### What the task requires
Wherever a line in the data below holds "работе", copy that line.

### Entries shown
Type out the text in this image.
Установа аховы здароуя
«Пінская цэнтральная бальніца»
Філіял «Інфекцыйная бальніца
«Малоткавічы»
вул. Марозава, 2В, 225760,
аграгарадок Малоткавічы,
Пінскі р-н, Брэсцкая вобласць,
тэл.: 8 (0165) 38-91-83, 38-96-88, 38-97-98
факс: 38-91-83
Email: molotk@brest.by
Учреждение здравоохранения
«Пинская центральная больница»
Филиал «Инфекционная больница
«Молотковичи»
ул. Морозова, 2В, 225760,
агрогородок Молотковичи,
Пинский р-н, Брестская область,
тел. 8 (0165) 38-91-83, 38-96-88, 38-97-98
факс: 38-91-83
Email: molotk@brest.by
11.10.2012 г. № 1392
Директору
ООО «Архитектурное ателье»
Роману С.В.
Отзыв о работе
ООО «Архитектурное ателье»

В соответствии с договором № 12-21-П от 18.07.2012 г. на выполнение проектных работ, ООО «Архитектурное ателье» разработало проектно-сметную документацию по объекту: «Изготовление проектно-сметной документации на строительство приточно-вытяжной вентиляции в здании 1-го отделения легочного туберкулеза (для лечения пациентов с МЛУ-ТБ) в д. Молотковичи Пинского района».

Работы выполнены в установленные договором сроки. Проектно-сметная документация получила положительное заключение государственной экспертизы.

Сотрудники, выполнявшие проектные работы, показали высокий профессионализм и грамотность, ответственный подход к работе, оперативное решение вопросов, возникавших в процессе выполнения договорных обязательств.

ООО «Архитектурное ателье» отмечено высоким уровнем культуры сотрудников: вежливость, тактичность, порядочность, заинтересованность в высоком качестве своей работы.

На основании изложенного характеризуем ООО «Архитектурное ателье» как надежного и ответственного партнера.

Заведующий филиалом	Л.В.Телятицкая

### Full output
Отзыв о работе
Сотрудники, выполнявшие проектные работы, показали высокий профессионализм и грамотность, ответственный подход к работе, оперативное решение вопросов, возникавших в процессе выполнения договорных обязательств.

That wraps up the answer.